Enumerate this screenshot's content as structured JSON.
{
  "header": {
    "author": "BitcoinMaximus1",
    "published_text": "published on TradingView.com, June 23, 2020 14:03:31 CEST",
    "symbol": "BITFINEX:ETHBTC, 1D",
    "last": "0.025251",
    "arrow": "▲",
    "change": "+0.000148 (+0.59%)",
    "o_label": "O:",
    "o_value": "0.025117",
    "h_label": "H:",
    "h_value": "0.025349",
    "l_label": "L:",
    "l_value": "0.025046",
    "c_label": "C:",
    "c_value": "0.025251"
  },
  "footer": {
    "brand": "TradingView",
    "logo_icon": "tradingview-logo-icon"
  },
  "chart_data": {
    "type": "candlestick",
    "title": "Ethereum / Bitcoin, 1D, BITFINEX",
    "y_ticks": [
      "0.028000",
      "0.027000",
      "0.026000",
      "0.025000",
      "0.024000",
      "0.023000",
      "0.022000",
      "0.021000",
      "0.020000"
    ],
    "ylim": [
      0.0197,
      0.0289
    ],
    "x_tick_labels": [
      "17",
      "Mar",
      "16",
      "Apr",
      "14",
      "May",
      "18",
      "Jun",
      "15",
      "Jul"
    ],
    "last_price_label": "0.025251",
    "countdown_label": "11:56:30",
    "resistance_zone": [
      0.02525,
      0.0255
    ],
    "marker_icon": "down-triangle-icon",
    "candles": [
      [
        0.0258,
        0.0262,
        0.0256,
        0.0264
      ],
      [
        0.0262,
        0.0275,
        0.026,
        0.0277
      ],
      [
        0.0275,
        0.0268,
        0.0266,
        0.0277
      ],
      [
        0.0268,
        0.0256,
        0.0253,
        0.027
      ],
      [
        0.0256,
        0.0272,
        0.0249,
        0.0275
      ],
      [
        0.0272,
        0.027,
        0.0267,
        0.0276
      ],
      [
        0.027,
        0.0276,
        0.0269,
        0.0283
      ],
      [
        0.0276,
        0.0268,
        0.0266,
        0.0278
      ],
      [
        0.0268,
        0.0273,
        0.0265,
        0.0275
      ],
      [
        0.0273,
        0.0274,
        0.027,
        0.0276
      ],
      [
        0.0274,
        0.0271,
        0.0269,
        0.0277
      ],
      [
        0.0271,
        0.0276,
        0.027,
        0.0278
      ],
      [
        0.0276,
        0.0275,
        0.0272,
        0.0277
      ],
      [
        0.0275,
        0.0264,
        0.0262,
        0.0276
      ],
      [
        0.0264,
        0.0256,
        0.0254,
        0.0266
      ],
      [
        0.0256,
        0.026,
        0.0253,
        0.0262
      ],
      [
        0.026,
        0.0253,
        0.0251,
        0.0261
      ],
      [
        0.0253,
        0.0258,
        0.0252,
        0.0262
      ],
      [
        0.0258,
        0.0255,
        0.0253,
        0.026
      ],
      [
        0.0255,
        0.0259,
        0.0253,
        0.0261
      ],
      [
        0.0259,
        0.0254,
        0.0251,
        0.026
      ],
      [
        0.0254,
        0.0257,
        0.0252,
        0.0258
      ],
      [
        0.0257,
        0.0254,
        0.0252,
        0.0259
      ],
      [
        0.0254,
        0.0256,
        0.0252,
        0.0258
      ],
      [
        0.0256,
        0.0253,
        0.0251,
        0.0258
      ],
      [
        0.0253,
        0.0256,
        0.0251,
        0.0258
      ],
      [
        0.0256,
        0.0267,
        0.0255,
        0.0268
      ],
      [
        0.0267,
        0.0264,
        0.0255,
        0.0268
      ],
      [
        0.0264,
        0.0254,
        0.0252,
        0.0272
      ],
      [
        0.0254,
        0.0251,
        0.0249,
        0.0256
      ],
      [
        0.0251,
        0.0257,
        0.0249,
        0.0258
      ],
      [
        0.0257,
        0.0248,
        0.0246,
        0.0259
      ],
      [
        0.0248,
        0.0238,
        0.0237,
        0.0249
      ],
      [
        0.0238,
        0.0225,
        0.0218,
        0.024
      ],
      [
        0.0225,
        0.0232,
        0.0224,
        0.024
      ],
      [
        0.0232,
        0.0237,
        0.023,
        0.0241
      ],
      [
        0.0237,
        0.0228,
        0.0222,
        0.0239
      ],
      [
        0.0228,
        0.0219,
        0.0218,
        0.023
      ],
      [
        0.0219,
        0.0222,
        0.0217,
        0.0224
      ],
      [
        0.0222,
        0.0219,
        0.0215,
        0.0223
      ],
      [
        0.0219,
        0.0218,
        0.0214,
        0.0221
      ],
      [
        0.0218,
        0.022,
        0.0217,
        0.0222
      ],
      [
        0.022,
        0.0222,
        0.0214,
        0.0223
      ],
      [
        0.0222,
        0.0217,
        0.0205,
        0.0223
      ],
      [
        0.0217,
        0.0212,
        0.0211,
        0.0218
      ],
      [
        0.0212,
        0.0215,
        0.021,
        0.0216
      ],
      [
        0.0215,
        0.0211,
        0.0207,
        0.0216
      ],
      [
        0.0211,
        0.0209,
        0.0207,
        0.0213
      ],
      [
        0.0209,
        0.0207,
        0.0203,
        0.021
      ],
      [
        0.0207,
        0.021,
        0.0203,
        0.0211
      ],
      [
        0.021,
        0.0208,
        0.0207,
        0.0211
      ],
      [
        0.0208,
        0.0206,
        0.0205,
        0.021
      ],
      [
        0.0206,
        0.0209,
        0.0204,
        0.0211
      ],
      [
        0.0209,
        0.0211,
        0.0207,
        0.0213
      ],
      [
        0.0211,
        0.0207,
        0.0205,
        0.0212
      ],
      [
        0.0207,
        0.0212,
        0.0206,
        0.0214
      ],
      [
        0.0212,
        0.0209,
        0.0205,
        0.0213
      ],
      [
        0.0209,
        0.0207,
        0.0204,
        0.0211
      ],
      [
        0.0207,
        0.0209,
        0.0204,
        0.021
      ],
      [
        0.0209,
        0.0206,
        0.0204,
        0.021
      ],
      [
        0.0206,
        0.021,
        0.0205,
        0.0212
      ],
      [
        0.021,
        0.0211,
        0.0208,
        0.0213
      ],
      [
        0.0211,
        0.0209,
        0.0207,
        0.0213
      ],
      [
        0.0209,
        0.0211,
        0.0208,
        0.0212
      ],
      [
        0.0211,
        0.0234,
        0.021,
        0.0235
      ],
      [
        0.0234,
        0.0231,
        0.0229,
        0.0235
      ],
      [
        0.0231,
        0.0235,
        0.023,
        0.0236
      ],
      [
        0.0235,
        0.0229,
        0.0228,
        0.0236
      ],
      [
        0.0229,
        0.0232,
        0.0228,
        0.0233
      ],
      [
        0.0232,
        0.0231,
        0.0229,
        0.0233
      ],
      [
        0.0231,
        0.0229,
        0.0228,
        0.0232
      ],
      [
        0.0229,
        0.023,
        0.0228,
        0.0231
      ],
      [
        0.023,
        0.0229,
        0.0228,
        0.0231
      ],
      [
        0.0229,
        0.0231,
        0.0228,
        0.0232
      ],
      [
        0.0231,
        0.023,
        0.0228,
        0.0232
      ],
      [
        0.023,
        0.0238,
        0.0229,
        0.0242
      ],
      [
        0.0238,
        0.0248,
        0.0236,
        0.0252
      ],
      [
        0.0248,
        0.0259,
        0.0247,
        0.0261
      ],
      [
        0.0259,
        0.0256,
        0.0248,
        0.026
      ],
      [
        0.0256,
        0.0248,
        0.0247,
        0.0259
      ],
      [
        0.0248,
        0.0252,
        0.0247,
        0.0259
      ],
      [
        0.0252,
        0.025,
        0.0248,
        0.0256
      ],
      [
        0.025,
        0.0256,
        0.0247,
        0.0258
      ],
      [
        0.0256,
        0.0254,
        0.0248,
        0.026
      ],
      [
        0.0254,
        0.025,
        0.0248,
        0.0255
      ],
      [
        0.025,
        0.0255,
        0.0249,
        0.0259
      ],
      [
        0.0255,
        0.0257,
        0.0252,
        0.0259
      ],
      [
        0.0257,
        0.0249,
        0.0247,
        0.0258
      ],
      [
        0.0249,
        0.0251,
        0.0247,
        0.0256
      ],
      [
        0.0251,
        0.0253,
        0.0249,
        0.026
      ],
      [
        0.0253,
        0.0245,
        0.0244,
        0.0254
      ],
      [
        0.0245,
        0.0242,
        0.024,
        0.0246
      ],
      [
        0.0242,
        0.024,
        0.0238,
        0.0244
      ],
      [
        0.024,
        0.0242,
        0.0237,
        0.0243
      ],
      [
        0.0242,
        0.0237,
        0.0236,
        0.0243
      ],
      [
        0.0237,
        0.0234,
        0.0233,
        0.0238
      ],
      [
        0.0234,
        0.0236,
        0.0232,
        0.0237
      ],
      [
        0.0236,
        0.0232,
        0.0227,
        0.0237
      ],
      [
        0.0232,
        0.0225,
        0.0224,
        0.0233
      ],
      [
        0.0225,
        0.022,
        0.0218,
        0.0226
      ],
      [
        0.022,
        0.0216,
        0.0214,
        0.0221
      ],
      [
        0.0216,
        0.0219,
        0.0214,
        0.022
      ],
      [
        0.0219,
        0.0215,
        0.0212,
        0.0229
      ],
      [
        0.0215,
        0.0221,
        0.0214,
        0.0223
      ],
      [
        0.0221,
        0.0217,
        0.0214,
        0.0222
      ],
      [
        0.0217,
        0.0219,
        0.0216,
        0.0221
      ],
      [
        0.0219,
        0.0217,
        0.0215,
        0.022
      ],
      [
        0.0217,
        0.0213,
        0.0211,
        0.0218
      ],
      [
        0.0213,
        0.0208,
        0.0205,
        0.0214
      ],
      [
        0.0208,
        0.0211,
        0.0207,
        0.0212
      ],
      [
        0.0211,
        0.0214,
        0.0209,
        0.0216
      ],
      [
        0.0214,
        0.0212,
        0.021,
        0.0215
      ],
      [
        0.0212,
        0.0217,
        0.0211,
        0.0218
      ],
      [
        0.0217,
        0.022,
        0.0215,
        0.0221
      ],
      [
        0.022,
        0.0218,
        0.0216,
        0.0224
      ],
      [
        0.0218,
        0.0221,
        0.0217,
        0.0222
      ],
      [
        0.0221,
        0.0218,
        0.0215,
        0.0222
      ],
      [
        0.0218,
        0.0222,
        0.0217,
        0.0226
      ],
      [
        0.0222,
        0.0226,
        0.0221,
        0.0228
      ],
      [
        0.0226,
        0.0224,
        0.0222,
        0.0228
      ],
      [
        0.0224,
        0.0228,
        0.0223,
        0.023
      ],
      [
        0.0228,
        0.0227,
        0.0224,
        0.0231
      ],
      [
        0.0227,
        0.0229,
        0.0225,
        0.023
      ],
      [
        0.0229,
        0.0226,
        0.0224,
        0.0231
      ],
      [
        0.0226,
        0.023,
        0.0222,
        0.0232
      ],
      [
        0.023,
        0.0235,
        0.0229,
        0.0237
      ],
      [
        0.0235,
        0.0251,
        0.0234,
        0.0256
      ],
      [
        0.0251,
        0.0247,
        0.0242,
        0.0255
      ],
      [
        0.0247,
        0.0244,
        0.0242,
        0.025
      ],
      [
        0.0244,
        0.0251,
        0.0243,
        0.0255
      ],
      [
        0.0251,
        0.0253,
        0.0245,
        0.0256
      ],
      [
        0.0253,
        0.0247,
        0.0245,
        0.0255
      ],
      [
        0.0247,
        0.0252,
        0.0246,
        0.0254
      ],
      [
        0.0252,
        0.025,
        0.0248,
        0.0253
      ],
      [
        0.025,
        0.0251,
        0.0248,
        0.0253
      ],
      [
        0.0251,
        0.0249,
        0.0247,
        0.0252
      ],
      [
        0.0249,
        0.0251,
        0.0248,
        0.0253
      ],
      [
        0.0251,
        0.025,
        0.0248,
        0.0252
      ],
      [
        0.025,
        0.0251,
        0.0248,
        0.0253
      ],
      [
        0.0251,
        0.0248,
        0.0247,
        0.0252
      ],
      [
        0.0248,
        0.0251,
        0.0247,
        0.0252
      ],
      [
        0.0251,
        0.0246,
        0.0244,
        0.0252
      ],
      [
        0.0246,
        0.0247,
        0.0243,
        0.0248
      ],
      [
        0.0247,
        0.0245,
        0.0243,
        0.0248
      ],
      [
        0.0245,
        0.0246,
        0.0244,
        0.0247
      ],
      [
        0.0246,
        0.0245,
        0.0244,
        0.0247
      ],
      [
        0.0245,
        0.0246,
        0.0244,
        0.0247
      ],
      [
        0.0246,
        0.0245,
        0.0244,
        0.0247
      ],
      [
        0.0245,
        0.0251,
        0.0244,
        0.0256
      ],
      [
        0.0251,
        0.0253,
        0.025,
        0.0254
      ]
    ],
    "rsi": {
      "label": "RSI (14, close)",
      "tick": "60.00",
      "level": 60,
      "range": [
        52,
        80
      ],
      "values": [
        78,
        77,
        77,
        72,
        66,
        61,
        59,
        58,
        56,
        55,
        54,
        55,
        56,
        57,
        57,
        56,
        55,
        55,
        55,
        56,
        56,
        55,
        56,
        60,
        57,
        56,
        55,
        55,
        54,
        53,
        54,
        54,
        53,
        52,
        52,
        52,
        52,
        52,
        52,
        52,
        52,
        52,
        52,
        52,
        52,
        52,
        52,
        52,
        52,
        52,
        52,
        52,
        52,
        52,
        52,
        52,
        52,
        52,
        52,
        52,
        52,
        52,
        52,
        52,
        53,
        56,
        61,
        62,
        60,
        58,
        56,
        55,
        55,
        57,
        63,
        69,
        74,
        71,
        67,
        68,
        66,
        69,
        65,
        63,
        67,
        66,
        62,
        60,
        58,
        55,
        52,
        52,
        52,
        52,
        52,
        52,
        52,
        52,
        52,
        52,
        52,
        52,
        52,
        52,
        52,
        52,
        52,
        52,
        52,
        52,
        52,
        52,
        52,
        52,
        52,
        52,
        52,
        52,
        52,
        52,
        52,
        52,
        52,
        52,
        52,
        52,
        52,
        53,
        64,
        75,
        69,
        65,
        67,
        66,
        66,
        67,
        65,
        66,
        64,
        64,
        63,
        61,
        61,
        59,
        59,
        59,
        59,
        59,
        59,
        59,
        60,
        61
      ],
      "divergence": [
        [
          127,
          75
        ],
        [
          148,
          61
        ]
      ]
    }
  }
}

-- Do this --
Using the records above, gather all lines where the string "BITFINEX" is present.

-- Solution to this problem --
    "symbol": "BITFINEX:ETHBTC, 1D",
    "title": "Ethereum / Bitcoin, 1D, BITFINEX",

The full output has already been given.